───── PROVIDED INFORMATION ─────
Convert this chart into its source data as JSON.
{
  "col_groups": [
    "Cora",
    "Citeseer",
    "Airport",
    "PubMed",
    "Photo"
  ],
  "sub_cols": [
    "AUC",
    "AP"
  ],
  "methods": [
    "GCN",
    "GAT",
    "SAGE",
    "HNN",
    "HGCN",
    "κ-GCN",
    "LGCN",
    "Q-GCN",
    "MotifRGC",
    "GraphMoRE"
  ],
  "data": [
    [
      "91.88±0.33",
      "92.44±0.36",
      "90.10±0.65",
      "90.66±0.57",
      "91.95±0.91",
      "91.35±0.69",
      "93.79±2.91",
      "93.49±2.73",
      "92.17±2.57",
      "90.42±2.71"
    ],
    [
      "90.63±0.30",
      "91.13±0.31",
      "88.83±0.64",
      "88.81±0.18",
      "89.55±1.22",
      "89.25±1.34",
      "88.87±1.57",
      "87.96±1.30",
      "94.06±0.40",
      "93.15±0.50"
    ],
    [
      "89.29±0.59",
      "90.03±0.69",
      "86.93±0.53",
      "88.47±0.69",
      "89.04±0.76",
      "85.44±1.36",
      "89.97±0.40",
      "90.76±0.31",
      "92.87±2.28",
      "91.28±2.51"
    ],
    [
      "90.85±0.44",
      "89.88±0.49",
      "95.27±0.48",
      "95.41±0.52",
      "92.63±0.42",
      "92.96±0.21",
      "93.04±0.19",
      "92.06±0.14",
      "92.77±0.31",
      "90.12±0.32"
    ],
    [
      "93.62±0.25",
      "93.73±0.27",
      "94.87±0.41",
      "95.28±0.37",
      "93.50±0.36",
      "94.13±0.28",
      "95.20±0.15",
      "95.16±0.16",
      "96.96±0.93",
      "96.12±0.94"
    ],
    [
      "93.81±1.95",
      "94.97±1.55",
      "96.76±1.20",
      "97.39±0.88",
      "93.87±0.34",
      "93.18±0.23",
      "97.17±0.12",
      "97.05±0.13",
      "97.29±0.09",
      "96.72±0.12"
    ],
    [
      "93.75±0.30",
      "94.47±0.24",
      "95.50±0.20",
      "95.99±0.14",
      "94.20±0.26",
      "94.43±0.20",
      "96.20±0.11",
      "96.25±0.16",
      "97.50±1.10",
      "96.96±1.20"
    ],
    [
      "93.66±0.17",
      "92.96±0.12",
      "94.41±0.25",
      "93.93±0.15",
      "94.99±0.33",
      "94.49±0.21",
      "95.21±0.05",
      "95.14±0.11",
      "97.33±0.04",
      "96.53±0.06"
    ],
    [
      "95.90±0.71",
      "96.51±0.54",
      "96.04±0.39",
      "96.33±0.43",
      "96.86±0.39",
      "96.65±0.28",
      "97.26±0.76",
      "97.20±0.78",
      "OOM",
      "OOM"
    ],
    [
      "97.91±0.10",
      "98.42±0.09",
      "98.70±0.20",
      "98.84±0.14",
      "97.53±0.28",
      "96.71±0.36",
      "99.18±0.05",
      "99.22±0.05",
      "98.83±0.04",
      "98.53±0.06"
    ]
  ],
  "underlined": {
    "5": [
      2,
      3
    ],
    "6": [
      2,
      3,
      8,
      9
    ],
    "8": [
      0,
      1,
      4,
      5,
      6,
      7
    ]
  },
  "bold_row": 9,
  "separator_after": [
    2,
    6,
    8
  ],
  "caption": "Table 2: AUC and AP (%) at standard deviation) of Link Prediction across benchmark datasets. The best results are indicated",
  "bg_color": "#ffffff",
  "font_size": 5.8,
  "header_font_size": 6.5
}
─────
SHORT PROBLEM
Take the entries above and transcribe them exactly.

EXPECTED ANSWER
Convert this chart into its source data as JSON.
{
  "col_groups": [
    "Cora",
    "Citeseer",
    "Airport",
    "PubMed",
    "Photo"
  ],
  "sub_cols": [
    "AUC",
    "AP"
  ],
  "methods": [
    "GCN",
    "GAT",
    "SAGE",
    "HNN",
    "HGCN",
    "κ-GCN",
    "LGCN",
    "Q-GCN",
    "MotifRGC",
    "GraphMoRE"
  ],
  "data": [
    [
      "91.88±0.33",
      "92.44±0.36",
      "90.10±0.65",
      "90.66±0.57",
      "91.95±0.91",
      "91.35±0.69",
      "93.79±2.91",
      "93.49±2.73",
      "92.17±2.57",
      "90.42±2.71"
    ],
    [
      "90.63±0.30",
      "91.13±0.31",
      "88.83±0.64",
      "88.81±0.18",
      "89.55±1.22",
      "89.25±1.34",
      "88.87±1.57",
      "87.96±1.30",
      "94.06±0.40",
      "93.15±0.50"
    ],
    [
      "89.29±0.59",
      "90.03±0.69",
      "86.93±0.53",
      "88.47±0.69",
      "89.04±0.76",
      "85.44±1.36",
      "89.97±0.40",
      "90.76±0.31",
      "92.87±2.28",
      "91.28±2.51"
    ],
    [
      "90.85±0.44",
      "89.88±0.49",
      "95.27±0.48",
      "95.41±0.52",
      "92.63±0.42",
      "92.96±0.21",
      "93.04±0.19",
      "92.06±0.14",
      "92.77±0.31",
      "90.12±0.32"
    ],
    [
      "93.62±0.25",
      "93.73±0.27",
      "94.87±0.41",
      "95.28±0.37",
      "93.50±0.36",
      "94.13±0.28",
      "95.20±0.15",
      "95.16±0.16",
      "96.96±0.93",
      "96.12±0.94"
    ],
    [
      "93.81±1.95",
      "94.97±1.55",
      "96.76±1.20",
      "97.39±0.88",
      "93.87±0.34",
      "93.18±0.23",
      "97.17±0.12",
      "97.05±0.13",
      "97.29±0.09",
      "96.72±0.12"
    ],
    [
      "93.75±0.30",
      "94.47±0.24",
      "95.50±0.20",
      "95.99±0.14",
      "94.20±0.26",
      "94.43±0.20",
      "96.20±0.11",
      "96.25±0.16",
      "97.50±1.10",
      "96.96±1.20"
    ],
    [
      "93.66±0.17",
      "92.96±0.12",
      "94.41±0.25",
      "93.93±0.15",
      "94.99±0.33",
      "94.49±0.21",
      "95.21±0.05",
      "95.14±0.11",
      "97.33±0.04",
      "96.53±0.06"
    ],
    [
      "95.90±0.71",
      "96.51±0.54",
      "96.04±0.39",
      "96.33±0.43",
      "96.86±0.39",
      "96.65±0.28",
      "97.26±0.76",
      "97.20±0.78",
      "OOM",
      "OOM"
    ],
    [
      "97.91±0.10",
      "98.42±0.09",
      "98.70±0.20",
      "98.84±0.14",
      "97.53±0.28",
      "96.71±0.36",
      "99.18±0.05",
      "99.22±0.05",
      "98.83±0.04",
      "98.53±0.06"
    ]
  ],
  "underlined": {
    "5": [
      2,
      3
    ],
    "6": [
      2,
      3,
      8,
      9
    ],
    "8": [
      0,
      1,
      4,
      5,
      6,
      7
    ]
  },
  "bold_row": 9,
  "separator_after": [
    2,
    6,
    8
  ],
  "caption": "Table 2: AUC and AP (%) at standard deviation) of Link Prediction across benchmark datasets. The best results are indicated",
  "bg_color": "#ffffff",
  "font_size": 5.8,
  "header_font_size": 6.5
}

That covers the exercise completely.